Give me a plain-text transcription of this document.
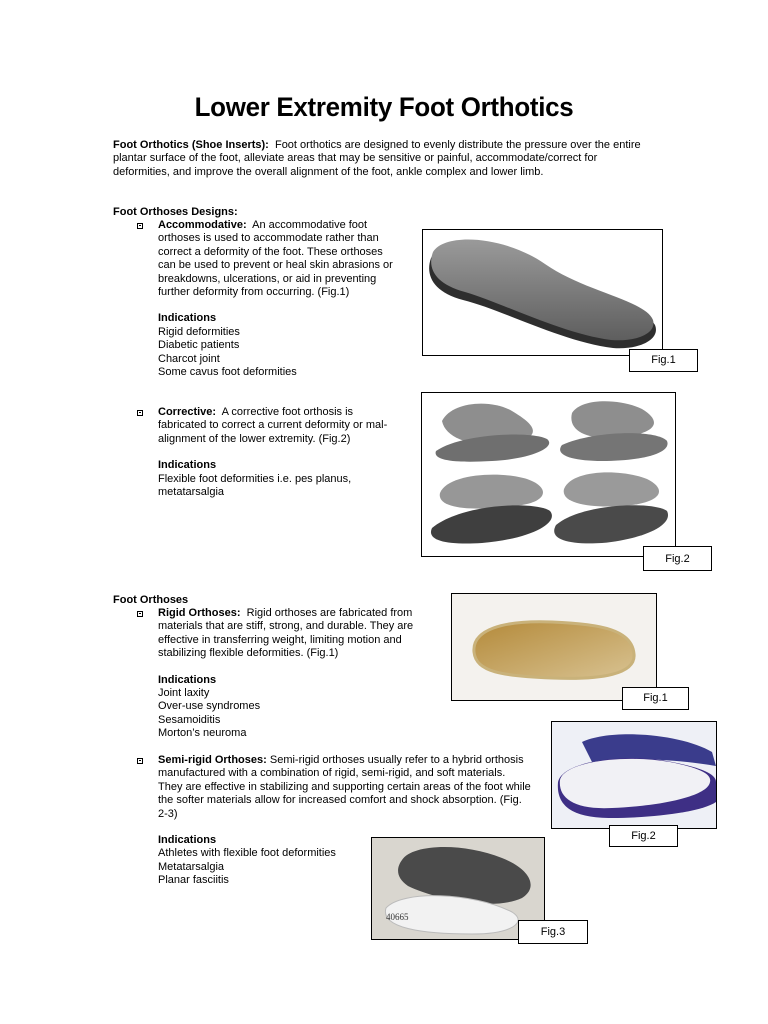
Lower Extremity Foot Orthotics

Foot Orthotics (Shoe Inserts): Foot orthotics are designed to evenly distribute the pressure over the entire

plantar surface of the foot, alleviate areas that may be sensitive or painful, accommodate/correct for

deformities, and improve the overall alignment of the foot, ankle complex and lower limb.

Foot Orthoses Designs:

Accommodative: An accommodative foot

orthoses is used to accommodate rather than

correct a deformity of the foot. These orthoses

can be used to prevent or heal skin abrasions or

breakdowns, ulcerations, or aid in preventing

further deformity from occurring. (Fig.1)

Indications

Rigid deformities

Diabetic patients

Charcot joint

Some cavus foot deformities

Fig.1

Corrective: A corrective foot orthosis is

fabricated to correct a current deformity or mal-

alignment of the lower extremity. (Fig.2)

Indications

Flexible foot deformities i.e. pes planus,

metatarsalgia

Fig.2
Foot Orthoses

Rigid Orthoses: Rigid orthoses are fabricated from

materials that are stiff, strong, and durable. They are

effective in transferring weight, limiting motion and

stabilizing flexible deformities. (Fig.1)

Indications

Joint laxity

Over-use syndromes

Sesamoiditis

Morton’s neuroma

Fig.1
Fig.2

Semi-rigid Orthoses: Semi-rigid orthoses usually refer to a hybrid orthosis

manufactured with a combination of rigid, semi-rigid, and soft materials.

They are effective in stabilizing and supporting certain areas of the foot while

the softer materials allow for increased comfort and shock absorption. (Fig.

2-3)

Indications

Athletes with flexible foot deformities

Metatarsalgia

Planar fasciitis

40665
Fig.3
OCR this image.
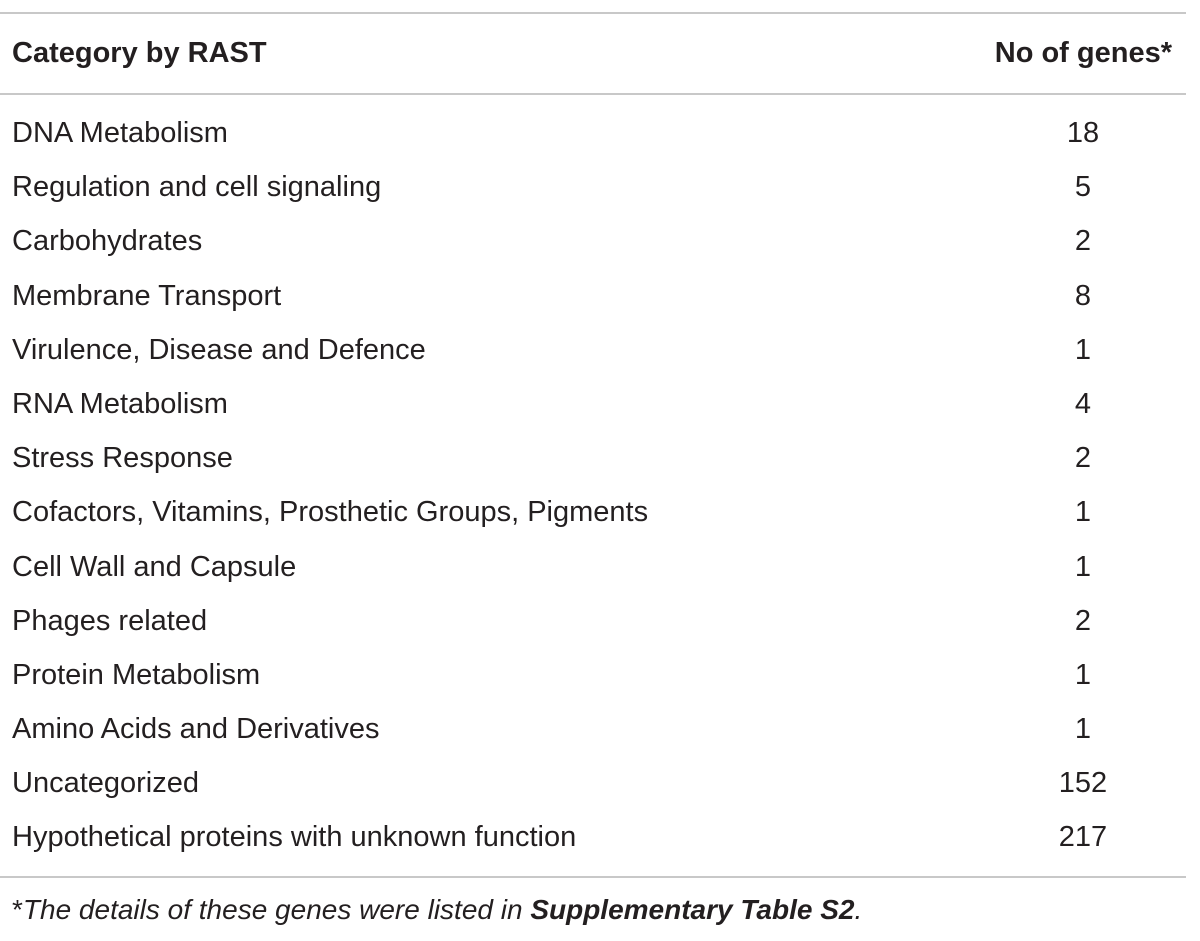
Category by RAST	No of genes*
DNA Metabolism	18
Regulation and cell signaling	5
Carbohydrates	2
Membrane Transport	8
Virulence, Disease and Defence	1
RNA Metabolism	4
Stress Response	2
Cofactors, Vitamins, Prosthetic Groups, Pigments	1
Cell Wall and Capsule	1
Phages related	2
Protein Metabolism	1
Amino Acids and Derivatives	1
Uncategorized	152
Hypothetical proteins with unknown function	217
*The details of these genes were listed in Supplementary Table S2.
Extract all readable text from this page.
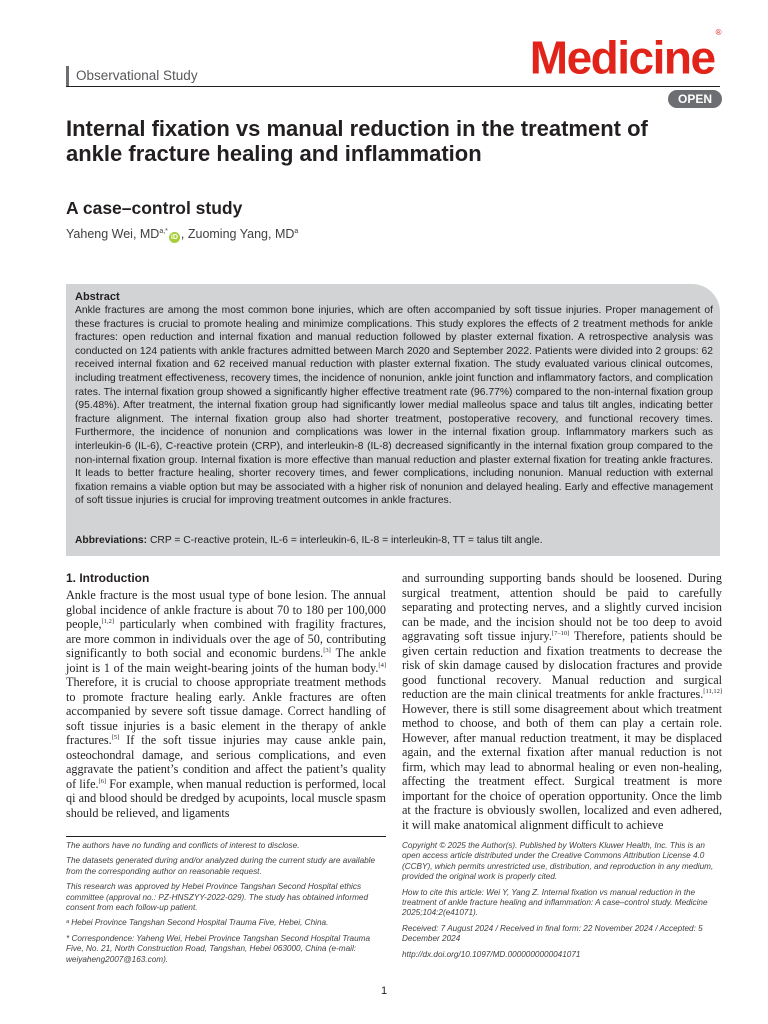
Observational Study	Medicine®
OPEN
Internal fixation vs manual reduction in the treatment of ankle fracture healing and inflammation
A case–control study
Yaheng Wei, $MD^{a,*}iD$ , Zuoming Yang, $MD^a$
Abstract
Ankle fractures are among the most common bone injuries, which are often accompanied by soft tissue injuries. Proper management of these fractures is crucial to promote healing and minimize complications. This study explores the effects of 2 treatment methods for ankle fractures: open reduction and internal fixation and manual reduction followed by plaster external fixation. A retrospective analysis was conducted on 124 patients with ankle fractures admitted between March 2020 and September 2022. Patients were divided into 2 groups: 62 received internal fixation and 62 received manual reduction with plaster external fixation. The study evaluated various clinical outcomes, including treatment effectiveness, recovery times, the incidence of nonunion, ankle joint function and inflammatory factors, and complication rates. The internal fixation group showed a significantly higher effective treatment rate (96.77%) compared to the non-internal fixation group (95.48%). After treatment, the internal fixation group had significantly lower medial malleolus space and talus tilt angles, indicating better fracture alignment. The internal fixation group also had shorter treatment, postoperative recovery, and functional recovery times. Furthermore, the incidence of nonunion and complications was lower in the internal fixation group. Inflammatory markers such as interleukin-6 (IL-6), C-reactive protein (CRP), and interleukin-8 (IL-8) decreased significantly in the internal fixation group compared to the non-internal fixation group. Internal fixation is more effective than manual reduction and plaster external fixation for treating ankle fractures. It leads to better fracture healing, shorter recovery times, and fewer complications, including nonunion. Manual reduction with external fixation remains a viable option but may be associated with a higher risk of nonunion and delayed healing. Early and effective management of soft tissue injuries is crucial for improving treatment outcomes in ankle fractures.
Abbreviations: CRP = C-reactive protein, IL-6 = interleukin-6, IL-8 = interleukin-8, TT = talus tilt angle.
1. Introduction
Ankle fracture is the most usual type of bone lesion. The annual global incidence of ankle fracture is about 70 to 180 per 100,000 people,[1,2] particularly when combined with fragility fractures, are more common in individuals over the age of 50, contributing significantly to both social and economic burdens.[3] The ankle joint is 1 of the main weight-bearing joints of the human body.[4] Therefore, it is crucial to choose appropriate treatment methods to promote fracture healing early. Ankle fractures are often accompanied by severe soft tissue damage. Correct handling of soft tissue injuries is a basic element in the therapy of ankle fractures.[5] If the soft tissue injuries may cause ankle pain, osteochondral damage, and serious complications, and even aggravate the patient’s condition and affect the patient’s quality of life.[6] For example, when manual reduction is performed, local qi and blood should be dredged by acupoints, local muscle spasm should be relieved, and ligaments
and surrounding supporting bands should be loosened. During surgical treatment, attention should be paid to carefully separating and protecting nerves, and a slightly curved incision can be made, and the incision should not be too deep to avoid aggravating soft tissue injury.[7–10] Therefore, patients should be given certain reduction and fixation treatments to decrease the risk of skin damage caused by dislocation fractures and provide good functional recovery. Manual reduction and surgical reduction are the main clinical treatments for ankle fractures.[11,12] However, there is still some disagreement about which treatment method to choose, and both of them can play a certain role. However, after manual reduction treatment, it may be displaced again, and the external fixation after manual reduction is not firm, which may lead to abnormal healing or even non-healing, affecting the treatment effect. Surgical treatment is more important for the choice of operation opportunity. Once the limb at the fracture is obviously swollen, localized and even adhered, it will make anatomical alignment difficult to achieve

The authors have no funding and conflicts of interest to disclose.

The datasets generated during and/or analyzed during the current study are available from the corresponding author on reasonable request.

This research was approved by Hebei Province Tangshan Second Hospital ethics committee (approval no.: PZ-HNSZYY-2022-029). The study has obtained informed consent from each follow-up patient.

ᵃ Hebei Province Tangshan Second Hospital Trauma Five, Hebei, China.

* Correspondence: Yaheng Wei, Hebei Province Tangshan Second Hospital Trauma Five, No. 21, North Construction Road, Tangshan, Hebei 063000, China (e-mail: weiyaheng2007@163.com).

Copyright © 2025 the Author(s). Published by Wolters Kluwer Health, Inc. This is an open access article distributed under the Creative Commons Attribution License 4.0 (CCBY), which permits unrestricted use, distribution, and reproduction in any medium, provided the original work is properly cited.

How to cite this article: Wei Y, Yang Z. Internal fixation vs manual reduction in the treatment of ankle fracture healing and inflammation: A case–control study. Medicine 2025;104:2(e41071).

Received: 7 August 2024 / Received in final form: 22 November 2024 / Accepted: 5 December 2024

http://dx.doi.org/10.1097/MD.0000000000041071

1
===============
• Work request: Give the data again exactly, image-free.

• Response to the exercise:
Give me a plain-text transcription of this document.
Lower Extremity Foot Orthotics

Foot Orthotics (Shoe Inserts): Foot orthotics are designed to evenly distribute the pressure over the entire

plantar surface of the foot, alleviate areas that may be sensitive or painful, accommodate/correct for

deformities, and improve the overall alignment of the foot, ankle complex and lower limb.

Foot Orthoses Designs:

Accommodative: An accommodative foot

orthoses is used to accommodate rather than

correct a deformity of the foot. These orthoses

can be used to prevent or heal skin abrasions or

breakdowns, ulcerations, or aid in preventing

further deformity from occurring. (Fig.1)

Indications

Rigid deformities

Diabetic patients

Charcot joint

Some cavus foot deformities

Fig.1

Corrective: A corrective foot orthosis is

fabricated to correct a current deformity or mal-

alignment of the lower extremity. (Fig.2)

Indications

Flexible foot deformities i.e. pes planus,

metatarsalgia

Fig.2
Foot Orthoses

Rigid Orthoses: Rigid orthoses are fabricated from

materials that are stiff, strong, and durable. They are

effective in transferring weight, limiting motion and

stabilizing flexible deformities. (Fig.1)

Indications

Joint laxity

Over-use syndromes

Sesamoiditis

Morton’s neuroma

Fig.1
Fig.2

Semi-rigid Orthoses: Semi-rigid orthoses usually refer to a hybrid orthosis

manufactured with a combination of rigid, semi-rigid, and soft materials.

They are effective in stabilizing and supporting certain areas of the foot while

the softer materials allow for increased comfort and shock absorption. (Fig.

2-3)

Indications

Athletes with flexible foot deformities

Metatarsalgia

Planar fasciitis

40665
Fig.3
OCR this image.
Category by RAST	No of genes*
DNA Metabolism	18
Regulation and cell signaling	5
Carbohydrates	2
Membrane Transport	8
Virulence, Disease and Defence	1
RNA Metabolism	4
Stress Response	2
Cofactors, Vitamins, Prosthetic Groups, Pigments	1
Cell Wall and Capsule	1
Phages related	2
Protein Metabolism	1
Amino Acids and Derivatives	1
Uncategorized	152
Hypothetical proteins with unknown function	217
*The details of these genes were listed in Supplementary Table S2.
Extract all readable text from this page.
Observational Study	Medicine®
OPEN
Internal fixation vs manual reduction in the treatment of ankle fracture healing and inflammation
A case–control study
Yaheng Wei, $MD^{a,*}iD$ , Zuoming Yang, $MD^a$
Abstract
Ankle fractures are among the most common bone injuries, which are often accompanied by soft tissue injuries. Proper management of these fractures is crucial to promote healing and minimize complications. This study explores the effects of 2 treatment methods for ankle fractures: open reduction and internal fixation and manual reduction followed by plaster external fixation. A retrospective analysis was conducted on 124 patients with ankle fractures admitted between March 2020 and September 2022. Patients were divided into 2 groups: 62 received internal fixation and 62 received manual reduction with plaster external fixation. The study evaluated various clinical outcomes, including treatment effectiveness, recovery times, the incidence of nonunion, ankle joint function and inflammatory factors, and complication rates. The internal fixation group showed a significantly higher effective treatment rate (96.77%) compared to the non-internal fixation group (95.48%). After treatment, the internal fixation group had significantly lower medial malleolus space and talus tilt angles, indicating better fracture alignment. The internal fixation group also had shorter treatment, postoperative recovery, and functional recovery times. Furthermore, the incidence of nonunion and complications was lower in the internal fixation group. Inflammatory markers such as interleukin-6 (IL-6), C-reactive protein (CRP), and interleukin-8 (IL-8) decreased significantly in the internal fixation group compared to the non-internal fixation group. Internal fixation is more effective than manual reduction and plaster external fixation for treating ankle fractures. It leads to better fracture healing, shorter recovery times, and fewer complications, including nonunion. Manual reduction with external fixation remains a viable option but may be associated with a higher risk of nonunion and delayed healing. Early and effective management of soft tissue injuries is crucial for improving treatment outcomes in ankle fractures.
Abbreviations: CRP = C-reactive protein, IL-6 = interleukin-6, IL-8 = interleukin-8, TT = talus tilt angle.
1. Introduction
Ankle fracture is the most usual type of bone lesion. The annual global incidence of ankle fracture is about 70 to 180 per 100,000 people,[1,2] particularly when combined with fragility fractures, are more common in individuals over the age of 50, contributing significantly to both social and economic burdens.[3] The ankle joint is 1 of the main weight-bearing joints of the human body.[4] Therefore, it is crucial to choose appropriate treatment methods to promote fracture healing early. Ankle fractures are often accompanied by severe soft tissue damage. Correct handling of soft tissue injuries is a basic element in the therapy of ankle fractures.[5] If the soft tissue injuries may cause ankle pain, osteochondral damage, and serious complications, and even aggravate the patient’s condition and affect the patient’s quality of life.[6] For example, when manual reduction is performed, local qi and blood should be dredged by acupoints, local muscle spasm should be relieved, and ligaments
and surrounding supporting bands should be loosened. During surgical treatment, attention should be paid to carefully separating and protecting nerves, and a slightly curved incision can be made, and the incision should not be too deep to avoid aggravating soft tissue injury.[7–10] Therefore, patients should be given certain reduction and fixation treatments to decrease the risk of skin damage caused by dislocation fractures and provide good functional recovery. Manual reduction and surgical reduction are the main clinical treatments for ankle fractures.[11,12] However, there is still some disagreement about which treatment method to choose, and both of them can play a certain role. However, after manual reduction treatment, it may be displaced again, and the external fixation after manual reduction is not firm, which may lead to abnormal healing or even non-healing, affecting the treatment effect. Surgical treatment is more important for the choice of operation opportunity. Once the limb at the fracture is obviously swollen, localized and even adhered, it will make anatomical alignment difficult to achieve

The authors have no funding and conflicts of interest to disclose.

The datasets generated during and/or analyzed during the current study are available from the corresponding author on reasonable request.

This research was approved by Hebei Province Tangshan Second Hospital ethics committee (approval no.: PZ-HNSZYY-2022-029). The study has obtained informed consent from each follow-up patient.

ᵃ Hebei Province Tangshan Second Hospital Trauma Five, Hebei, China.

* Correspondence: Yaheng Wei, Hebei Province Tangshan Second Hospital Trauma Five, No. 21, North Construction Road, Tangshan, Hebei 063000, China (e-mail: weiyaheng2007@163.com).

Copyright © 2025 the Author(s). Published by Wolters Kluwer Health, Inc. This is an open access article distributed under the Creative Commons Attribution License 4.0 (CCBY), which permits unrestricted use, distribution, and reproduction in any medium, provided the original work is properly cited.

How to cite this article: Wei Y, Yang Z. Internal fixation vs manual reduction in the treatment of ankle fracture healing and inflammation: A case–control study. Medicine 2025;104:2(e41071).

Received: 7 August 2024 / Received in final form: 22 November 2024 / Accepted: 5 December 2024

http://dx.doi.org/10.1097/MD.0000000000041071

1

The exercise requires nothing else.